SHORT TASK: Extract every entry word for word. Skip the pictures.
[Start of RECORDS SHOWN]
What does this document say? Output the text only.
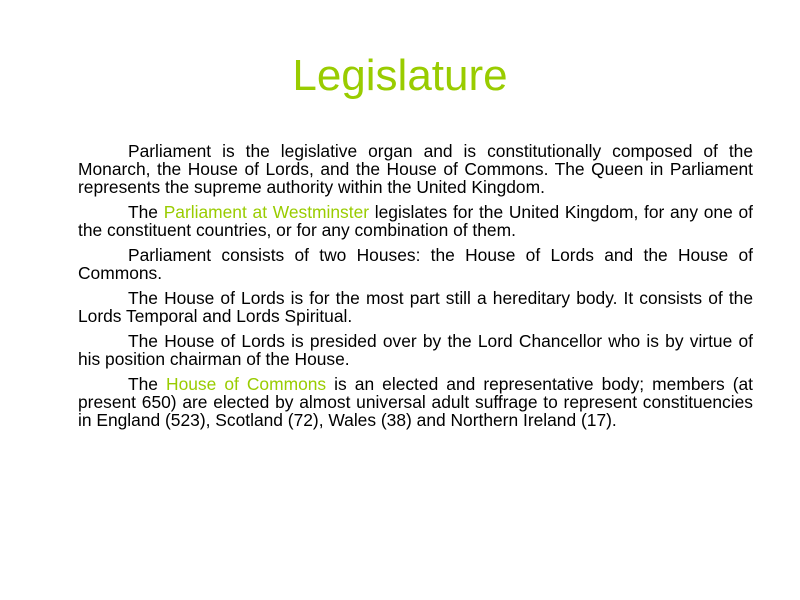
Legislature

Parliament is the legislative organ and is constitutionally composed of the Monarch, the House of Lords, and the House of Commons. The Queen in Parliament represents the supreme authority within the United Kingdom.

The Parliament at Westminster legislates for the United Kingdom, for any one of the constituent countries, or for any combination of them.

Parliament consists of two Houses: the House of Lords and the House of Commons.

The House of Lords is for the most part still a hereditary body. It consists of the Lords Temporal and Lords Spiritual.

The House of Lords is presided over by the Lord Chancellor who is by virtue of his position chairman of the House.

The House of Commons is an elected and representative body; members (at present 650) are elected by almost universal adult suffrage to represent constituencies in England (523), Scotland (72), Wales (38) and Northern Ireland (17).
[End of RECORDS SHOWN]
REPLY:
What does this document say? Output the text only.
Legislature

Parliament is the legislative organ and is constitutionally composed of the Monarch, the House of Lords, and the House of Commons. The Queen in Parliament represents the supreme authority within the United Kingdom.

The Parliament at Westminster legislates for the United Kingdom, for any one of the constituent countries, or for any combination of them.

Parliament consists of two Houses: the House of Lords and the House of Commons.

The House of Lords is for the most part still a hereditary body. It consists of the Lords Temporal and Lords Spiritual.

The House of Lords is presided over by the Lord Chancellor who is by virtue of his position chairman of the House.

The House of Commons is an elected and representative body; members (at present 650) are elected by almost universal adult suffrage to represent constituencies in England (523), Scotland (72), Wales (38) and Northern Ireland (17).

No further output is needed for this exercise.